_Brief_
What fix does the xfrm patch email propose for the skb queue corruption?

──────── Text ────────

2019-10-20 15:46:53

by Tom Rix

[permalink] [raw]
Subject: [PATCH] xfrm : lock input tasklet skb queue

On PREEMPT_RT_FULL while running netperf, a corruption
of the skb queue causes an oops.

This appears to be caused by a race condition here
__skb_queue_tail(&trans->queue, skb);
tasklet_schedule(&trans->tasklet);
Where the queue is changed before the tasklet is locked by
tasklet_schedule.

The fix is to use the skb queue lock.

Signed-off-by: Tom Rix <[email protected]>
---
net/xfrm/xfrm_input.c | 11 ++++++++++-
1 file changed, 10 insertions(+), 1 deletion(-)

diff --git a/net/xfrm/xfrm_input.c b/net/xfrm/xfrm_input.c
index 9b599ed66d97..226dead86828 100644
--- a/net/xfrm/xfrm_input.c
+++ b/net/xfrm/xfrm_input.c
@@ -758,12 +758,16 @@ static void xfrm_trans_reinject(unsigned long data)
struct xfrm_trans_tasklet *trans = (void *)data;
struct sk_buff_head queue;
struct sk_buff *skb;
+ unsigned long flags;

__skb_queue_head_init(&queue);
+ spin_lock_irqsave(&trans->queue.lock, flags);
skb_queue_splice_init(&trans->queue, &queue);

while ((skb = __skb_dequeue(&queue)))

──────── Data entries ────────

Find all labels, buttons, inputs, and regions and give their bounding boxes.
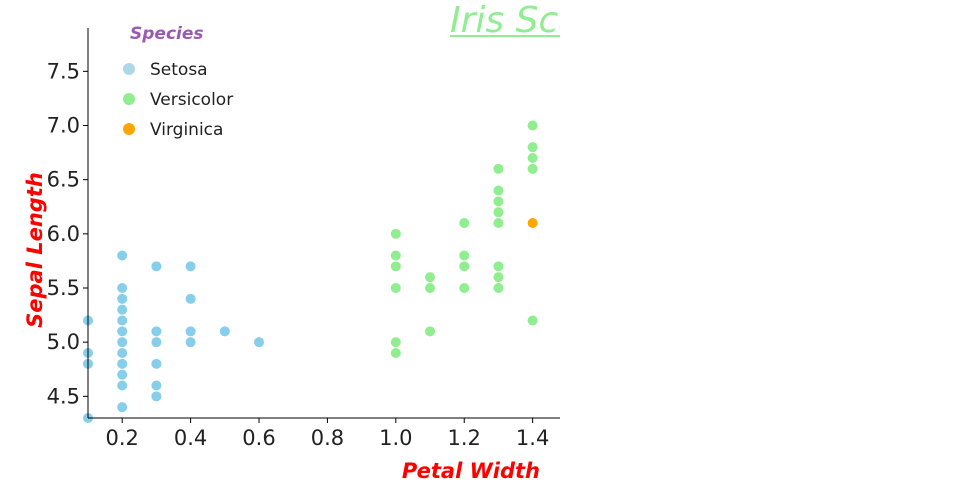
x-tick-label: 0.2 bbox=[105, 426, 138, 450]
data-point-setosa-9 bbox=[117, 326, 128, 337]
data-point-setosa-13 bbox=[117, 369, 128, 380]
x-axis-title: Petal Width bbox=[402, 459, 540, 483]
data-point-versicolor-7 bbox=[425, 283, 436, 293]
data-point-versicolor-15 bbox=[493, 196, 504, 207]
data-point-versicolor-11 bbox=[459, 261, 470, 272]
data-point-versicolor-3 bbox=[390, 283, 401, 293]
axes bbox=[87, 28, 560, 419]
data-point-setosa-10 bbox=[117, 337, 128, 348]
data-point-setosa-5 bbox=[117, 283, 128, 293]
data-point-setosa-20 bbox=[151, 380, 162, 391]
data-point-versicolor-17 bbox=[493, 218, 504, 228]
legend-label-setosa: Setosa bbox=[150, 60, 208, 80]
x-tick-label: 1.0 bbox=[379, 426, 412, 450]
data-point-versicolor-5 bbox=[390, 348, 401, 358]
chart-title: Iris Scatter bbox=[450, 0, 648, 41]
legend-marker-setosa bbox=[123, 63, 135, 75]
y-tick-label: 5.0 bbox=[47, 330, 80, 354]
data-point-setosa-7 bbox=[117, 304, 128, 315]
data-point-versicolor-0 bbox=[390, 228, 401, 239]
data-point-versicolor-20 bbox=[493, 283, 504, 293]
data-point-versicolor-1 bbox=[390, 250, 401, 261]
x-tick-label: 1.4 bbox=[516, 426, 549, 450]
data-point-versicolor-4 bbox=[390, 337, 401, 348]
points-layer bbox=[83, 120, 538, 423]
data-point-versicolor-6 bbox=[425, 272, 436, 283]
y-tick-label: 7.5 bbox=[47, 59, 80, 83]
data-point-setosa-6 bbox=[117, 293, 128, 304]
data-point-versicolor-25 bbox=[527, 315, 538, 326]
data-point-setosa-19 bbox=[151, 358, 162, 369]
data-point-setosa-14 bbox=[117, 380, 128, 391]
data-point-setosa-26 bbox=[219, 326, 230, 337]
y-axis-title: Sepal Length bbox=[23, 172, 47, 328]
data-point-versicolor-24 bbox=[527, 163, 538, 174]
y-tick-label: 5.5 bbox=[47, 276, 80, 300]
data-point-setosa-24 bbox=[185, 326, 196, 337]
legend: Species Setosa Versicolor Virginica bbox=[123, 24, 233, 140]
data-point-versicolor-14 bbox=[493, 185, 504, 196]
legend-label-versicolor: Versicolor bbox=[150, 90, 233, 110]
data-point-versicolor-18 bbox=[493, 261, 504, 272]
data-point-setosa-18 bbox=[151, 337, 162, 348]
legend-title: Species bbox=[130, 24, 204, 44]
data-point-setosa-22 bbox=[185, 261, 196, 272]
data-point-setosa-23 bbox=[185, 293, 196, 304]
legend-marker-virginica bbox=[123, 123, 135, 135]
x-tick-label: 0.6 bbox=[242, 426, 275, 450]
data-point-virginica-0 bbox=[527, 218, 538, 228]
data-point-setosa-17 bbox=[151, 326, 162, 337]
data-point-setosa-27 bbox=[254, 337, 265, 348]
data-point-versicolor-21 bbox=[527, 120, 538, 131]
y-tick-label: 6.0 bbox=[47, 222, 80, 246]
data-point-versicolor-8 bbox=[425, 326, 436, 337]
data-point-versicolor-2 bbox=[390, 261, 401, 272]
data-point-setosa-15 bbox=[117, 402, 128, 413]
data-point-setosa-11 bbox=[117, 348, 128, 358]
y-tick-label: 6.5 bbox=[47, 168, 80, 192]
legend-items: Setosa Versicolor Virginica bbox=[123, 60, 233, 140]
data-point-versicolor-23 bbox=[527, 153, 538, 163]
ticks: 0.2 0.4 0.6 0.8 1.0 1.2 1.4 4.5 5.0 5.5 6.0 6.5 7.0 7… bbox=[47, 59, 550, 450]
data-point-versicolor-16 bbox=[493, 207, 504, 218]
data-point-setosa-25 bbox=[185, 337, 196, 348]
x-tick-label: 0.8 bbox=[311, 426, 344, 450]
data-point-versicolor-10 bbox=[459, 250, 470, 261]
data-point-setosa-4 bbox=[117, 250, 128, 261]
data-point-versicolor-13 bbox=[493, 163, 504, 174]
data-point-versicolor-9 bbox=[459, 218, 470, 228]
legend-marker-versicolor bbox=[123, 93, 135, 105]
data-point-setosa-8 bbox=[117, 315, 128, 326]
y-tick-label: 7.0 bbox=[47, 114, 80, 138]
data-point-versicolor-19 bbox=[493, 272, 504, 283]
data-point-versicolor-22 bbox=[527, 142, 538, 153]
data-point-setosa-12 bbox=[117, 358, 128, 369]
data-point-versicolor-12 bbox=[459, 283, 470, 293]
legend-label-virginica: Virginica bbox=[150, 120, 223, 140]
x-tick-label: 1.2 bbox=[448, 426, 481, 450]
y-tick-label: 4.5 bbox=[47, 384, 80, 408]
data-point-setosa-16 bbox=[151, 261, 162, 272]
x-tick-label: 0.4 bbox=[174, 426, 207, 450]
data-point-setosa-21 bbox=[151, 391, 162, 402]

────────

_Task solution_
Using the skb queue lock.